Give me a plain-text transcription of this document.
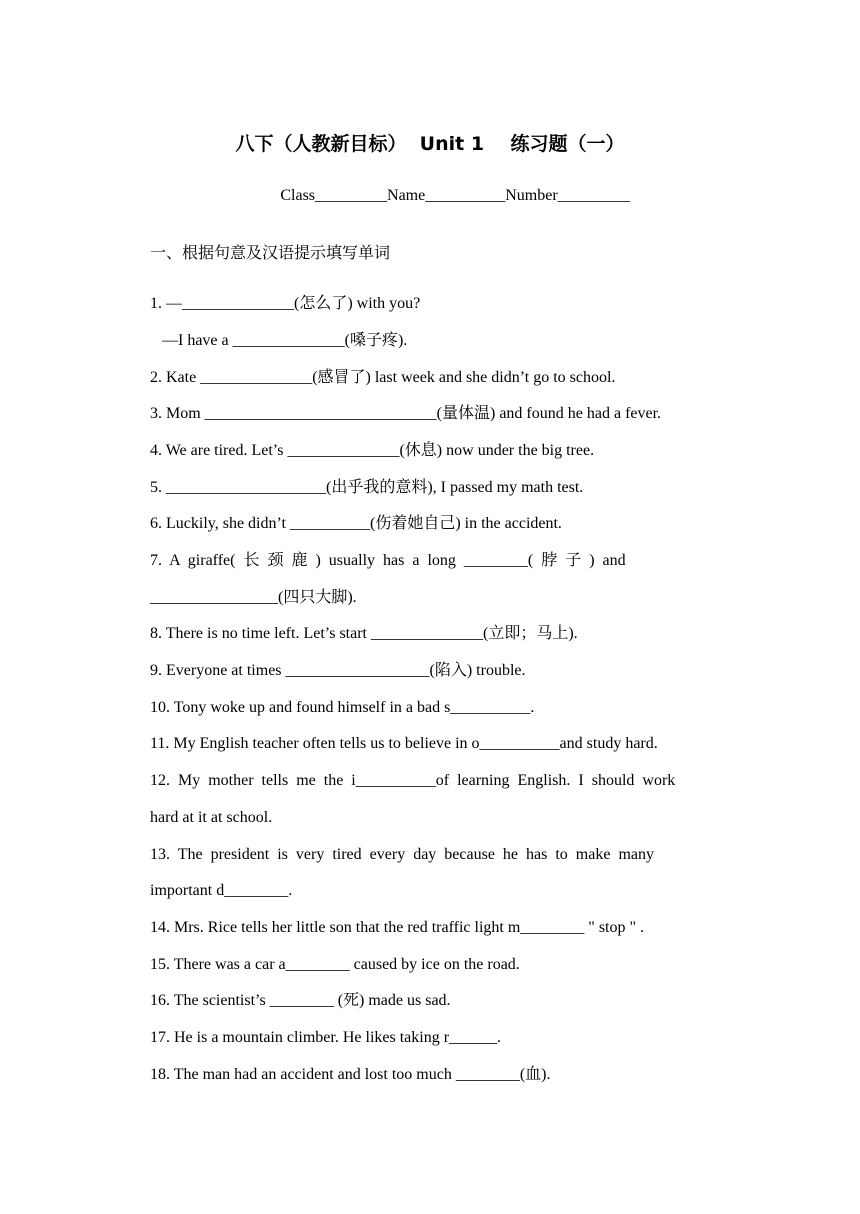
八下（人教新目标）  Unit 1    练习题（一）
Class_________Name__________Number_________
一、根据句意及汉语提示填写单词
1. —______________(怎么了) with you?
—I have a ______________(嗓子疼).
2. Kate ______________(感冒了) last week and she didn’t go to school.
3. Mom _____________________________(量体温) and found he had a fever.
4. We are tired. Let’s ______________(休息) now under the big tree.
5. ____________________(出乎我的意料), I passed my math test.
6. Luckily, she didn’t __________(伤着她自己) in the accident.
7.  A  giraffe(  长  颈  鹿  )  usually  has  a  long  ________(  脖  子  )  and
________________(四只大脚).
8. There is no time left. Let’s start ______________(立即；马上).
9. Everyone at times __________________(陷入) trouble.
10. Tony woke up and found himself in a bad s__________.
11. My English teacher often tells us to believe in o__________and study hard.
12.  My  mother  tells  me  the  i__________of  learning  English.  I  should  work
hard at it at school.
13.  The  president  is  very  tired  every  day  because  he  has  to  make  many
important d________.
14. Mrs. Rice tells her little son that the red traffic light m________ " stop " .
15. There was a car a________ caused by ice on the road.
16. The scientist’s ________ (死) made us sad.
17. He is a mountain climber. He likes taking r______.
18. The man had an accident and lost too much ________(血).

==

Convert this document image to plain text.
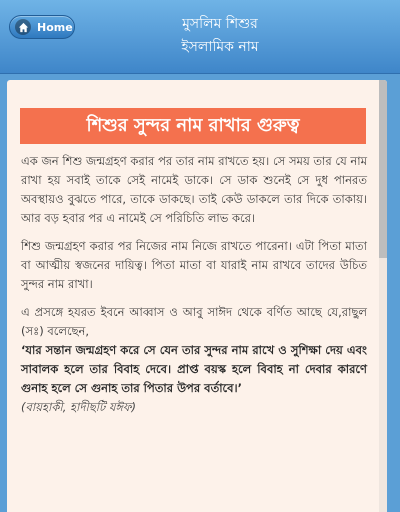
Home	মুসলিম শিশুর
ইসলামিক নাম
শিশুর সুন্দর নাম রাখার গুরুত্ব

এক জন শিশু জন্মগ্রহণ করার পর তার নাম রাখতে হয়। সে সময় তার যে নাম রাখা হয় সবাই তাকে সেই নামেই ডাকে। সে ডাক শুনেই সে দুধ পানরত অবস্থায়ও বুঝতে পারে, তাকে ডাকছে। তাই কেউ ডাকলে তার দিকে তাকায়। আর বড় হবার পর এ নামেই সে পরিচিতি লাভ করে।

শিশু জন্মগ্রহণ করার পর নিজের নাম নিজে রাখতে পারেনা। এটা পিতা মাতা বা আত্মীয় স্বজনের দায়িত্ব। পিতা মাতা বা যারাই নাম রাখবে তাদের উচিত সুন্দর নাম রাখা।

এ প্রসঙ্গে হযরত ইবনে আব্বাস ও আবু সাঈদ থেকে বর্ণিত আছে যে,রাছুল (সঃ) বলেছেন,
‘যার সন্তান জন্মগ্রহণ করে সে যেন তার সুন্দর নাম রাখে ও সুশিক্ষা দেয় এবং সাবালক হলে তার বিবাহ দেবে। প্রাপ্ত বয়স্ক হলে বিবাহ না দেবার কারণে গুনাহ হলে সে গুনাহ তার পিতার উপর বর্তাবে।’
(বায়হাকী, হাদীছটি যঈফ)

• _What is expected_
Examine the records and pull out every line where the string "document" occurs.

• _Output_
Give me a plain-text transcription of this document.
Convert this document image to plain text.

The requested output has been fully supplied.